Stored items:

━━━━━━━━━━

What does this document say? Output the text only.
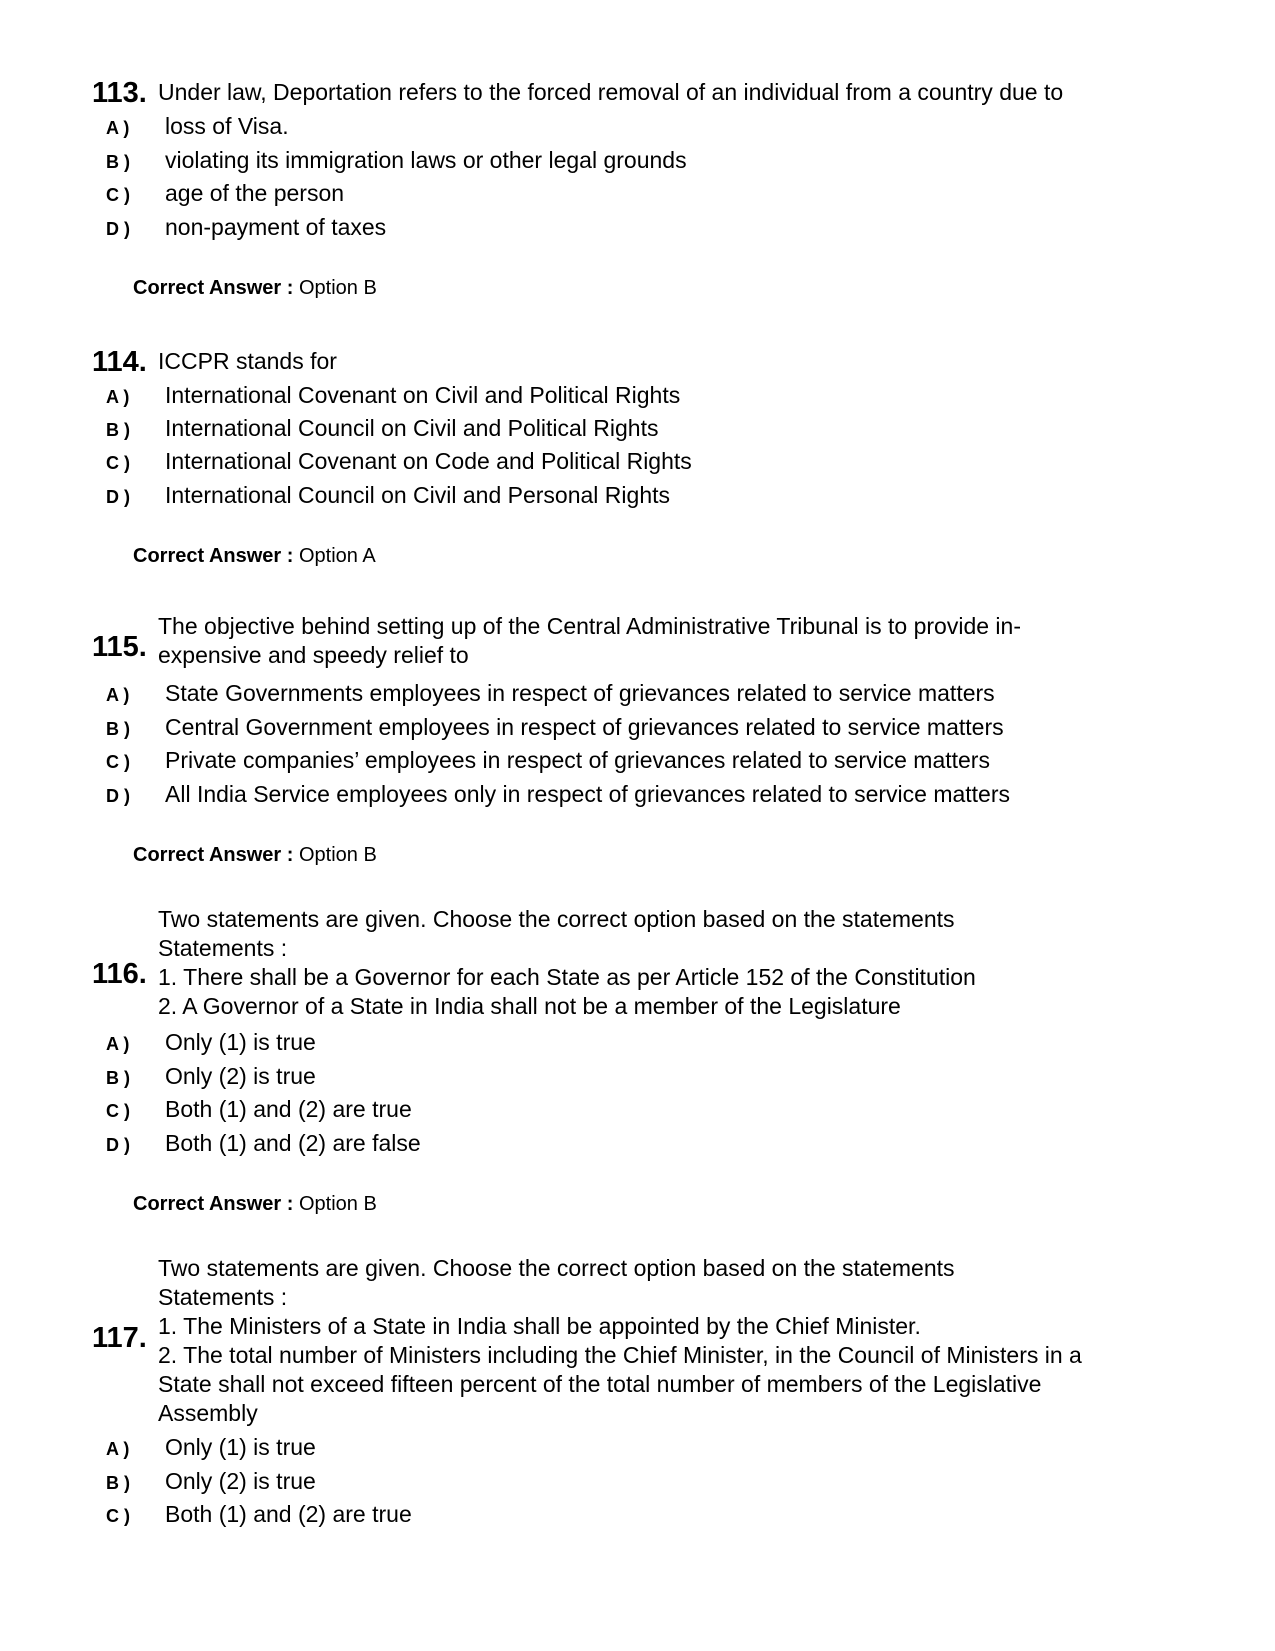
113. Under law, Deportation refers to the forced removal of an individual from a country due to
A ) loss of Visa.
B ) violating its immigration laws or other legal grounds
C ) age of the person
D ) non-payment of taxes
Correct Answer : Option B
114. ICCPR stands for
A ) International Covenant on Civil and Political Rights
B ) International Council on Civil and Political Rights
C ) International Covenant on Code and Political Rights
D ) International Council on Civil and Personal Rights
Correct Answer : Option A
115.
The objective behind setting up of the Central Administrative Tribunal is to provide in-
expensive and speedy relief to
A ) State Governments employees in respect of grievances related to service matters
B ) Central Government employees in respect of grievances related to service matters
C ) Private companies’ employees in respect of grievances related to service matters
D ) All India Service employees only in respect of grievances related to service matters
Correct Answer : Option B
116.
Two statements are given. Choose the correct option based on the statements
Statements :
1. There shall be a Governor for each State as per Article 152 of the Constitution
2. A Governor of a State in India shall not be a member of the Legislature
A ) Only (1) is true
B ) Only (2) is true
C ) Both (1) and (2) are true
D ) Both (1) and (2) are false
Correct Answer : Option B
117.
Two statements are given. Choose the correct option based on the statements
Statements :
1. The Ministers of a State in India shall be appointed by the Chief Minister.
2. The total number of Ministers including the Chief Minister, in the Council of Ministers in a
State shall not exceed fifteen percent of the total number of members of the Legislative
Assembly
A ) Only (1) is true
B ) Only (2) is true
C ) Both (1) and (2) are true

━━━━━━━━━━

→ **Request**
Leave out the pictures and return every record word for word.

→ **Finished exercise**
What does this document say? Output the text only.
113. Under law, Deportation refers to the forced removal of an individual from a country due to
A ) loss of Visa.
B ) violating its immigration laws or other legal grounds
C ) age of the person
D ) non-payment of taxes
Correct Answer : Option B
114. ICCPR stands for
A ) International Covenant on Civil and Political Rights
B ) International Council on Civil and Political Rights
C ) International Covenant on Code and Political Rights
D ) International Council on Civil and Personal Rights
Correct Answer : Option A
115.
The objective behind setting up of the Central Administrative Tribunal is to provide in-
expensive and speedy relief to
A ) State Governments employees in respect of grievances related to service matters
B ) Central Government employees in respect of grievances related to service matters
C ) Private companies’ employees in respect of grievances related to service matters
D ) All India Service employees only in respect of grievances related to service matters
Correct Answer : Option B
116.
Two statements are given. Choose the correct option based on the statements
Statements :
1. There shall be a Governor for each State as per Article 152 of the Constitution
2. A Governor of a State in India shall not be a member of the Legislature
A ) Only (1) is true
B ) Only (2) is true
C ) Both (1) and (2) are true
D ) Both (1) and (2) are false
Correct Answer : Option B
117.
Two statements are given. Choose the correct option based on the statements
Statements :
1. The Ministers of a State in India shall be appointed by the Chief Minister.
2. The total number of Ministers including the Chief Minister, in the Council of Ministers in a
State shall not exceed fifteen percent of the total number of members of the Legislative
Assembly
A ) Only (1) is true
B ) Only (2) is true
C ) Both (1) and (2) are true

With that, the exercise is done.